## SET TASK
All of the data that follows should be retyped exactly, please, except the pictures.

## ITEMS
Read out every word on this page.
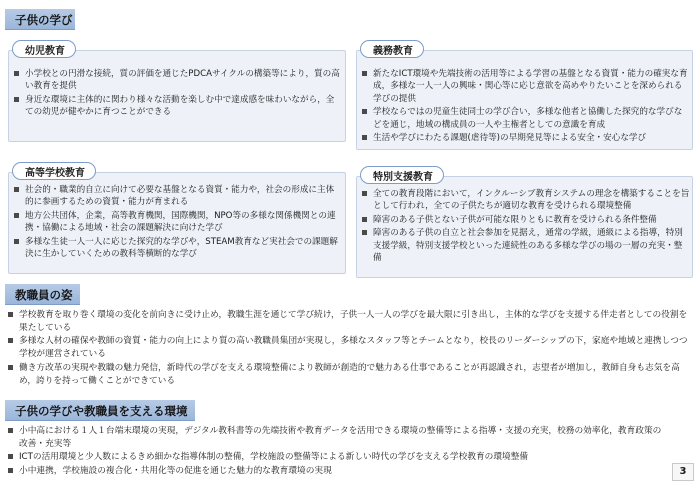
子供の学び
幼児教育
小学校との円滑な接続，質の評価を通じたPDCAサイクルの構築等により，質の高い教育を提供
身近な環境に主体的に関わり様々な活動を楽しむ中で達成感を味わいながら，全ての幼児が健やかに育つことができる
義務教育
新たなICT環境や先端技術の活用等による学習の基盤となる資質・能力の確実な育成，多様な一人一人の興味・関心等に応じ意欲を高めやりたいことを深められる学びの提供
学校ならではの児童生徒同士の学び合い，多様な他者と協働した探究的な学びなどを通じ，地域の構成員の一人や主権者としての意識を育成
生活や学びにわたる課題(虐待等)の早期発見等による安全・安心な学び
高等学校教育
社会的・職業的自立に向けて必要な基盤となる資質・能力や，社会の形成に主体的に参画するための資質・能力が育まれる
地方公共団体，企業，高等教育機関，国際機関，NPO等の多様な関係機関との連携・協働による地域・社会の課題解決に向けた学び
多様な生徒一人一人に応じた探究的な学びや，STEAM教育など実社会での課題解決に生かしていくための教科等横断的な学び
特別支援教育
全ての教育段階において，インクルーシブ教育システムの理念を構築することを旨として行われ，全ての子供たちが適切な教育を受けられる環境整備
障害のある子供とない子供が可能な限りともに教育を受けられる条件整備
障害のある子供の自立と社会参加を見据え，通常の学級，通級による指導，特別支援学級，特別支援学校といった連続性のある多様な学びの場の一層の充実・整備
教職員の姿
学校教育を取り巻く環境の変化を前向きに受け止め，教職生涯を通じて学び続け，子供一人一人の学びを最大限に引き出し，主体的な学びを支援する伴走者としての役割を果たしている
多様な人材の確保や教師の資質・能力の向上により質の高い教職員集団が実現し，多様なスタッフ等とチームとなり，校長のリーダーシップの下，家庭や地域と連携しつつ学校が運営されている
働き方改革の実現や教職の魅力発信，新時代の学びを支える環境整備により教師が創造的で魅力ある仕事であることが再認識され，志望者が増加し，教師自身も志気を高め，誇りを持って働くことができている
子供の学びや教職員を支える環境
小中高における１人１台端末環境の実現，デジタル教科書等の先端技術や教育データを活用できる環境の整備等による指導・支援の充実，校務の効率化，教育政策の改善・充実等
ICTの活用環境と少人数によるきめ細かな指導体制の整備，学校施設の整備等による新しい時代の学びを支える学校教育の環境整備
小中連携，学校施設の複合化・共用化等の促進を通じた魅力的な教育環境の実現	3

## SOLUTION TO THE PROBLEM
Read out every word on this page.
子供の学び
幼児教育
小学校との円滑な接続，質の評価を通じたPDCAサイクルの構築等により，質の高い教育を提供
身近な環境に主体的に関わり様々な活動を楽しむ中で達成感を味わいながら，全ての幼児が健やかに育つことができる
義務教育
新たなICT環境や先端技術の活用等による学習の基盤となる資質・能力の確実な育成，多様な一人一人の興味・関心等に応じ意欲を高めやりたいことを深められる学びの提供
学校ならではの児童生徒同士の学び合い，多様な他者と協働した探究的な学びなどを通じ，地域の構成員の一人や主権者としての意識を育成
生活や学びにわたる課題(虐待等)の早期発見等による安全・安心な学び
高等学校教育
社会的・職業的自立に向けて必要な基盤となる資質・能力や，社会の形成に主体的に参画するための資質・能力が育まれる
地方公共団体，企業，高等教育機関，国際機関，NPO等の多様な関係機関との連携・協働による地域・社会の課題解決に向けた学び
多様な生徒一人一人に応じた探究的な学びや，STEAM教育など実社会での課題解決に生かしていくための教科等横断的な学び
特別支援教育
全ての教育段階において，インクルーシブ教育システムの理念を構築することを旨として行われ，全ての子供たちが適切な教育を受けられる環境整備
障害のある子供とない子供が可能な限りともに教育を受けられる条件整備
障害のある子供の自立と社会参加を見据え，通常の学級，通級による指導，特別支援学級，特別支援学校といった連続性のある多様な学びの場の一層の充実・整備
教職員の姿
学校教育を取り巻く環境の変化を前向きに受け止め，教職生涯を通じて学び続け，子供一人一人の学びを最大限に引き出し，主体的な学びを支援する伴走者としての役割を果たしている
多様な人材の確保や教師の資質・能力の向上により質の高い教職員集団が実現し，多様なスタッフ等とチームとなり，校長のリーダーシップの下，家庭や地域と連携しつつ学校が運営されている
働き方改革の実現や教職の魅力発信，新時代の学びを支える環境整備により教師が創造的で魅力ある仕事であることが再認識され，志望者が増加し，教師自身も志気を高め，誇りを持って働くことができている
子供の学びや教職員を支える環境
小中高における１人１台端末環境の実現，デジタル教科書等の先端技術や教育データを活用できる環境の整備等による指導・支援の充実，校務の効率化，教育政策の改善・充実等
ICTの活用環境と少人数によるきめ細かな指導体制の整備，学校施設の整備等による新しい時代の学びを支える学校教育の環境整備
小中連携，学校施設の複合化・共用化等の促進を通じた魅力的な教育環境の実現	3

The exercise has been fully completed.